Concretizou-se, nestes últimos trinta anos, uma evolução nas relações capital/trabalho, profundamente desfavorável aos trabalhadores. Quer na distribuição dos rendimentos, quer no plano legislativo. Exemplos claros são as políticas de salários e fiscal. A legislação laboral e as condições laborais. Os contratos a prazo e o trabalho precário. A lei dos despedimentos e a negociação colectiva. Os direitos orgânicos nas limitações às liberdades sindicais e aos direitos das comissões de trabalhadores. O controlo de gestão.
1. Com o 25 de Abril de 1974 foram melhorados os salários, criado o salário mínimo nacional (SMN) e ampliadas as prestações da segurança social. Segundo cálculos então efectuados, foram abrangidos pelo estabelecimento do SMN cerca de metade dos trabalhadores. E este facto teve uma expressão ainda mais elevada no que se refere às mulheres trabalhadoras – 78%.
A repartição do rendimento entre capital e trabalho alterou-se profundamente a favor dos trabalhadores. A contratação colectiva, fixando não só os salários mas as condições de trabalho em geral, desenvolveu-se numa perspectiva sectorial e vertical. As convenções abrangiam todos ou a grande maioria dos trabalhadores.

_TAREFA BREVE_
Por favor, atualize o trecho do texto sobre as relações entre capital e trabalho que começa em "Concretizou-se, nestes últimos" e acaba em "controlo de gestão.", pondo "emprego precário" no lugar de "trabalho precário". O material não tem qualquer papel aqui.

_CONTEÚDO DOS DADOS_
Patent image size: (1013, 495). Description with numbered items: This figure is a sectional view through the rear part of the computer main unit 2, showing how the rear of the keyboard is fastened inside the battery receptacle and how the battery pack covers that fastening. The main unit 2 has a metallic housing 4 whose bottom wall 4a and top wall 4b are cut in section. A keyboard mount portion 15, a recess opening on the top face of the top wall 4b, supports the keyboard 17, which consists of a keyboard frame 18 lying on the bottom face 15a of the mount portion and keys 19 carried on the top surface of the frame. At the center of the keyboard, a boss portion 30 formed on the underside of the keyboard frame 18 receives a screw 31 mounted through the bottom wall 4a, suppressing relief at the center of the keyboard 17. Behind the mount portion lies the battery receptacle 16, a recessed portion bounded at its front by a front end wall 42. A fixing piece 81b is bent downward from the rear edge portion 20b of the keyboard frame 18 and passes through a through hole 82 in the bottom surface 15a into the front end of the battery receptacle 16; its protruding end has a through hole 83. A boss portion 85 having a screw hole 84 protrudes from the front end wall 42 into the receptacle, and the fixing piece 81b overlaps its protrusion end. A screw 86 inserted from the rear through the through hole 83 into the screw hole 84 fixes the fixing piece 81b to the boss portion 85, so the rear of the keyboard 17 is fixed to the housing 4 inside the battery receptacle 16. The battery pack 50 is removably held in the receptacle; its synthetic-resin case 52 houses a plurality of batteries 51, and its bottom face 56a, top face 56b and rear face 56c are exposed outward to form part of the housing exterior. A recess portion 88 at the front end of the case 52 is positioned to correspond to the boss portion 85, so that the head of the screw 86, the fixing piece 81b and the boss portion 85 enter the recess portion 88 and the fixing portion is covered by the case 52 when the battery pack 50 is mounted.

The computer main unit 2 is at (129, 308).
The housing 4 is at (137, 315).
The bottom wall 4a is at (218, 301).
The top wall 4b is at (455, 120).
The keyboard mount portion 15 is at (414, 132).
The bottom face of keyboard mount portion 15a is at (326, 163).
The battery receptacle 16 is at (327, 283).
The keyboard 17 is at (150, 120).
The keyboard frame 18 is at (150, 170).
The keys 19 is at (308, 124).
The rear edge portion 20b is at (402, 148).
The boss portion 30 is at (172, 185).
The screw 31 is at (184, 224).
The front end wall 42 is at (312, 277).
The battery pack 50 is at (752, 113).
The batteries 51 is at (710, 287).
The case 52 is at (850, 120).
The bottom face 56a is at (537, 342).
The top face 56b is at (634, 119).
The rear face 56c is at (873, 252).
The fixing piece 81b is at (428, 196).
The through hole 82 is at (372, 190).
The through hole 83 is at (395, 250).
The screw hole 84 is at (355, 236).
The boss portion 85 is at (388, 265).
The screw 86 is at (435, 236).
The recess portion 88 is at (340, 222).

_RESPOSTA DESENVOLVIDA_
Concretizou-se, nestes últimos trinta anos, uma evolução nas relações capital/trabalho, profundamente desfavorável aos trabalhadores. Quer na distribuição dos rendimentos, quer no plano legislativo. Exemplos claros são as políticas de salários e fiscal. A legislação laboral e as condições laborais. Os contratos a prazo e o emprego precário. A lei dos despedimentos e a negociação colectiva. Os direitos orgânicos nas limitações às liberdades sindicais e aos direitos das comissões de trabalhadores. O controlo de gestão.